_Aim of the exercise:_
Exactly reproduce the line that contains "Type out the text in this image." and all lines after it in the entries below, through the very last line.

--- Data section ---

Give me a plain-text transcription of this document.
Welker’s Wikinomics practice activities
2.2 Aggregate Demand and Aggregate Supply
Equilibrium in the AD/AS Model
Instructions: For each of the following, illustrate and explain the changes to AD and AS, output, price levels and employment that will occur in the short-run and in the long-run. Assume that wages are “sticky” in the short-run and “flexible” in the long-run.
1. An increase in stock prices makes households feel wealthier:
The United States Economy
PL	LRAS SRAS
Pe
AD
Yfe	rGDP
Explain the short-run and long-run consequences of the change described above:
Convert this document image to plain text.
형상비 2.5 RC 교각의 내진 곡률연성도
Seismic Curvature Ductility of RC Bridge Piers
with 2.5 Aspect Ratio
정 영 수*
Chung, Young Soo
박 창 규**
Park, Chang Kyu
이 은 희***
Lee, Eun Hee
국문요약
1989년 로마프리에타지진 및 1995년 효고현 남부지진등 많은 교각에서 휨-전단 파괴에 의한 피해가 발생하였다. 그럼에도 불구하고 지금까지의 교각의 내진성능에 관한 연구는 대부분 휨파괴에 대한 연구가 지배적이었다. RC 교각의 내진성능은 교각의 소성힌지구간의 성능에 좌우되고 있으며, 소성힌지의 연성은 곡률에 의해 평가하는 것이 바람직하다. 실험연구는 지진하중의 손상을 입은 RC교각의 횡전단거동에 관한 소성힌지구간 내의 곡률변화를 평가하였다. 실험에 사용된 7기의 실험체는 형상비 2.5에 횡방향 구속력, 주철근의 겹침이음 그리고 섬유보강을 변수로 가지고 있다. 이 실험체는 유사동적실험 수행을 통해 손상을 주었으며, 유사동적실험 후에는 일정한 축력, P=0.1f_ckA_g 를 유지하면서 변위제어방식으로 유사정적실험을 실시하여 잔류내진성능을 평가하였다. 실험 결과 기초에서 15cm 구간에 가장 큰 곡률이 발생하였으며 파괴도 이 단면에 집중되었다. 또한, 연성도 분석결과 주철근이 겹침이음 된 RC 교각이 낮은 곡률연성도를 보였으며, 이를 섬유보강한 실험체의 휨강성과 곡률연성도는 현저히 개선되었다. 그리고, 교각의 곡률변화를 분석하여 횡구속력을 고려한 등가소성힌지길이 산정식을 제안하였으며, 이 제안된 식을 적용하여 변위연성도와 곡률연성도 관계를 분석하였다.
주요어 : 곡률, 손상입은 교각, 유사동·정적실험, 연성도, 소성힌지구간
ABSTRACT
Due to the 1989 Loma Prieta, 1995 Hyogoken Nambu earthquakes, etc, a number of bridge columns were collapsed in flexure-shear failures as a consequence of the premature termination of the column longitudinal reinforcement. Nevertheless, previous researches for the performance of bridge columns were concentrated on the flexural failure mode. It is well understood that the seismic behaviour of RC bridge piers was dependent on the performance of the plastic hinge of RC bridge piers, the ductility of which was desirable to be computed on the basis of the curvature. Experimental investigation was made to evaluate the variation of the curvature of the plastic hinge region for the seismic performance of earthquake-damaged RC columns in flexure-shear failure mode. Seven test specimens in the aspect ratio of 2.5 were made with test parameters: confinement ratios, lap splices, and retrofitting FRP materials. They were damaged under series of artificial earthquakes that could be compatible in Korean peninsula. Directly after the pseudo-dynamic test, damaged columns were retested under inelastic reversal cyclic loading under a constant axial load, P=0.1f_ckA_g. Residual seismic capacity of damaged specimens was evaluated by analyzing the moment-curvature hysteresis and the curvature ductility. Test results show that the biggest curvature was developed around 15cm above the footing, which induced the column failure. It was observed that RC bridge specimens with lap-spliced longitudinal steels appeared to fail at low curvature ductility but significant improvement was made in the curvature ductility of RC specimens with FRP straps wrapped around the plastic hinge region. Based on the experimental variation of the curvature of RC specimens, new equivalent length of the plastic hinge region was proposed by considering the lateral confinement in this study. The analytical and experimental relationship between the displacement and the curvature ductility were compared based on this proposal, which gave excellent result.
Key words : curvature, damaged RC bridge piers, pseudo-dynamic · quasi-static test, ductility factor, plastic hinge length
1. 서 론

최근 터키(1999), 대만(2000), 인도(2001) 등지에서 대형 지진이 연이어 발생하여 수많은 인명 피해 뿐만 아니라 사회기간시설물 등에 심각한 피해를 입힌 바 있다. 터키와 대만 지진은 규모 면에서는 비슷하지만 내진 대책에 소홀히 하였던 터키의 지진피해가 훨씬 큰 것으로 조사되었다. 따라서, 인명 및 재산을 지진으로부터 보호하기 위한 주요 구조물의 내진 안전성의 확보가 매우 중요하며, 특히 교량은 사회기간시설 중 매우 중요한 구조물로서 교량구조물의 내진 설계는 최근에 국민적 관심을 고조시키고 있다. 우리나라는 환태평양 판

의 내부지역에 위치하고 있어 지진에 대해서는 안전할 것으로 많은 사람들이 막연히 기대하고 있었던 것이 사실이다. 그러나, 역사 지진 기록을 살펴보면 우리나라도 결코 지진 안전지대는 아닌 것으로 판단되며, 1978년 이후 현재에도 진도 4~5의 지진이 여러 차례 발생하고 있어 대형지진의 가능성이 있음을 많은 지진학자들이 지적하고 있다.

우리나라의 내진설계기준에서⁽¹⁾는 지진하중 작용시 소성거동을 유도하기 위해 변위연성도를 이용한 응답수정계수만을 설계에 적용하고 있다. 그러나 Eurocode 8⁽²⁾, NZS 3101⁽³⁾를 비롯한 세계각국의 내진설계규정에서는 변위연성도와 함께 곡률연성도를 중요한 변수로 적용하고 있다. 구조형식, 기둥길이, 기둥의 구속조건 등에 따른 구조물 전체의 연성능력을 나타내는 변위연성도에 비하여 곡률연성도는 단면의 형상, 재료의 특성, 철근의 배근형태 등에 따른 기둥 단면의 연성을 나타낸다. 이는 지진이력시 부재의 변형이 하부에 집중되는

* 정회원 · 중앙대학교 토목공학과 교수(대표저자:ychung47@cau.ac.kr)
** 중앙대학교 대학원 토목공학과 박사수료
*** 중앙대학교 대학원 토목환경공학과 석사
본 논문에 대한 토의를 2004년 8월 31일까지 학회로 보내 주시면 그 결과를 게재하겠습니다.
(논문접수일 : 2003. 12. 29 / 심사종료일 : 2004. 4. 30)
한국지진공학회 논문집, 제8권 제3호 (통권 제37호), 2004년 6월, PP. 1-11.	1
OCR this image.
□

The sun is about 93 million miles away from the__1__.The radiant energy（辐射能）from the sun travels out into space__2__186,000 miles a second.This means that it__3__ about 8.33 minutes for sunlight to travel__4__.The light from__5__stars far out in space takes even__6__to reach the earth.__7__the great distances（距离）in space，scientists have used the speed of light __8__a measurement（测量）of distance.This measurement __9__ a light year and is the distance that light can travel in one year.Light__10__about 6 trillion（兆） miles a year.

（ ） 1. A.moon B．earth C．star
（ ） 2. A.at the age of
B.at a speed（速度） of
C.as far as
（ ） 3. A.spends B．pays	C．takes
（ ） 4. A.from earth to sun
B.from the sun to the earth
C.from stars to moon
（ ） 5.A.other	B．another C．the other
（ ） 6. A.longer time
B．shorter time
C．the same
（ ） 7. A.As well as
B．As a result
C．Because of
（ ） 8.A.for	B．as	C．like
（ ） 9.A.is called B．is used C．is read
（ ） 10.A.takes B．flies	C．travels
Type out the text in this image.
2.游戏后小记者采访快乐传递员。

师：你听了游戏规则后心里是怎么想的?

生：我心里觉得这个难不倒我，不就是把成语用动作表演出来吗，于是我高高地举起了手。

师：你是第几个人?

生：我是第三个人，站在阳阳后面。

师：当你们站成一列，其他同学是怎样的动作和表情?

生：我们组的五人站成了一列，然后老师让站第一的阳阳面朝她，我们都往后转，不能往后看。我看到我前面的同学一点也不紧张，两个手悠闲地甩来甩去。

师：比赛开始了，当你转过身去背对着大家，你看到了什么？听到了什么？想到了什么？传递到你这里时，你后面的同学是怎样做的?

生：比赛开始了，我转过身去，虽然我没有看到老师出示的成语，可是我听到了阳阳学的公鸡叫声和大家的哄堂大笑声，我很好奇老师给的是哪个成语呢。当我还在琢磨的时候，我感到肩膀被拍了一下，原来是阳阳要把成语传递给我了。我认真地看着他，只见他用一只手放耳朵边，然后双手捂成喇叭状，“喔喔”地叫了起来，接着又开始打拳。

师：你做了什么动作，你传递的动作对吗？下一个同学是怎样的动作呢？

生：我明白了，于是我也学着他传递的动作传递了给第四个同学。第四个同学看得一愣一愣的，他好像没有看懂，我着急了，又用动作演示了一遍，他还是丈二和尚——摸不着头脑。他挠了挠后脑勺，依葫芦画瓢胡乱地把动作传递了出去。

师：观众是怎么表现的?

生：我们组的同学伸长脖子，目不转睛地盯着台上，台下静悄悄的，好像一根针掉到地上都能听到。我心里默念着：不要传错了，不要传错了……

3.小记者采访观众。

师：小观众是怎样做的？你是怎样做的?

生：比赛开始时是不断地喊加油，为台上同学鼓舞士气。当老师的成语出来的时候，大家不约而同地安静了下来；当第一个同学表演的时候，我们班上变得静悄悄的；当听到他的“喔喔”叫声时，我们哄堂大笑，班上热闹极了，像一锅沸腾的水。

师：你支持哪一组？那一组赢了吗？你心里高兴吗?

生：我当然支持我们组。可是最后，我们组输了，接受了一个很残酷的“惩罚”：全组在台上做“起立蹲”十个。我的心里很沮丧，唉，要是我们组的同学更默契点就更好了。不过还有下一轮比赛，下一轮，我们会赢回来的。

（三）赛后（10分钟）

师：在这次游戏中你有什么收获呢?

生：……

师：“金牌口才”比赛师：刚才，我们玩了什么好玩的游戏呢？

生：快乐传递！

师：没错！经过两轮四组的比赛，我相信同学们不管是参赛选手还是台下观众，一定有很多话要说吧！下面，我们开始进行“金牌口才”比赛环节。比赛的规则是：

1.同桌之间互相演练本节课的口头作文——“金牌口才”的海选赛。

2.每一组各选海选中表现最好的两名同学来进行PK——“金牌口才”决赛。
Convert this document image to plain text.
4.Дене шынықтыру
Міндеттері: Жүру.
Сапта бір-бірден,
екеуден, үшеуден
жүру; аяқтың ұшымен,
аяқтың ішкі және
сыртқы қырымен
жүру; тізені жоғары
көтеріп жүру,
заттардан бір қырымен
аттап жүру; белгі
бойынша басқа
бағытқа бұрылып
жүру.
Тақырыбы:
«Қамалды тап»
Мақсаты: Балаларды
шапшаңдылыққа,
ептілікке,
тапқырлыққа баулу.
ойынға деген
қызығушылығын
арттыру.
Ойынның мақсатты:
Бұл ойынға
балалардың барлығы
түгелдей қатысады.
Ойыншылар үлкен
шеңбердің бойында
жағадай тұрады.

---

_Complete answer:_
Type out the text in this image.
2.游戏后小记者采访快乐传递员。

师：你听了游戏规则后心里是怎么想的?

生：我心里觉得这个难不倒我，不就是把成语用动作表演出来吗，于是我高高地举起了手。

师：你是第几个人?

生：我是第三个人，站在阳阳后面。

师：当你们站成一列，其他同学是怎样的动作和表情?

生：我们组的五人站成了一列，然后老师让站第一的阳阳面朝她，我们都往后转，不能往后看。我看到我前面的同学一点也不紧张，两个手悠闲地甩来甩去。

师：比赛开始了，当你转过身去背对着大家，你看到了什么？听到了什么？想到了什么？传递到你这里时，你后面的同学是怎样做的?

生：比赛开始了，我转过身去，虽然我没有看到老师出示的成语，可是我听到了阳阳学的公鸡叫声和大家的哄堂大笑声，我很好奇老师给的是哪个成语呢。当我还在琢磨的时候，我感到肩膀被拍了一下，原来是阳阳要把成语传递给我了。我认真地看着他，只见他用一只手放耳朵边，然后双手捂成喇叭状，“喔喔”地叫了起来，接着又开始打拳。

师：你做了什么动作，你传递的动作对吗？下一个同学是怎样的动作呢？

生：我明白了，于是我也学着他传递的动作传递了给第四个同学。第四个同学看得一愣一愣的，他好像没有看懂，我着急了，又用动作演示了一遍，他还是丈二和尚——摸不着头脑。他挠了挠后脑勺，依葫芦画瓢胡乱地把动作传递了出去。

师：观众是怎么表现的?

生：我们组的同学伸长脖子，目不转睛地盯着台上，台下静悄悄的，好像一根针掉到地上都能听到。我心里默念着：不要传错了，不要传错了……

3.小记者采访观众。

师：小观众是怎样做的？你是怎样做的?

生：比赛开始时是不断地喊加油，为台上同学鼓舞士气。当老师的成语出来的时候，大家不约而同地安静了下来；当第一个同学表演的时候，我们班上变得静悄悄的；当听到他的“喔喔”叫声时，我们哄堂大笑，班上热闹极了，像一锅沸腾的水。

师：你支持哪一组？那一组赢了吗？你心里高兴吗?

生：我当然支持我们组。可是最后，我们组输了，接受了一个很残酷的“惩罚”：全组在台上做“起立蹲”十个。我的心里很沮丧，唉，要是我们组的同学更默契点就更好了。不过还有下一轮比赛，下一轮，我们会赢回来的。

（三）赛后（10分钟）

师：在这次游戏中你有什么收获呢?

生：……

师：“金牌口才”比赛师：刚才，我们玩了什么好玩的游戏呢？

生：快乐传递！

师：没错！经过两轮四组的比赛，我相信同学们不管是参赛选手还是台下观众，一定有很多话要说吧！下面，我们开始进行“金牌口才”比赛环节。比赛的规则是：

1.同桌之间互相演练本节课的口头作文——“金牌口才”的海选赛。

2.每一组各选海选中表现最好的两名同学来进行PK——“金牌口才”决赛。
Convert this document image to plain text.
4.Дене шынықтыру
Міндеттері: Жүру.
Сапта бір-бірден,
екеуден, үшеуден
жүру; аяқтың ұшымен,
аяқтың ішкі және
сыртқы қырымен
жүру; тізені жоғары
көтеріп жүру,
заттардан бір қырымен
аттап жүру; белгі
бойынша басқа
бағытқа бұрылып
жүру.
Тақырыбы:
«Қамалды тап»
Мақсаты: Балаларды
шапшаңдылыққа,
ептілікке,
тапқырлыққа баулу.
ойынға деген
қызығушылығын
арттыру.
Ойынның мақсатты:
Бұл ойынға
балалардың барлығы
түгелдей қатысады.
Ойыншылар үлкен
шеңбердің бойында
жағадай тұрады.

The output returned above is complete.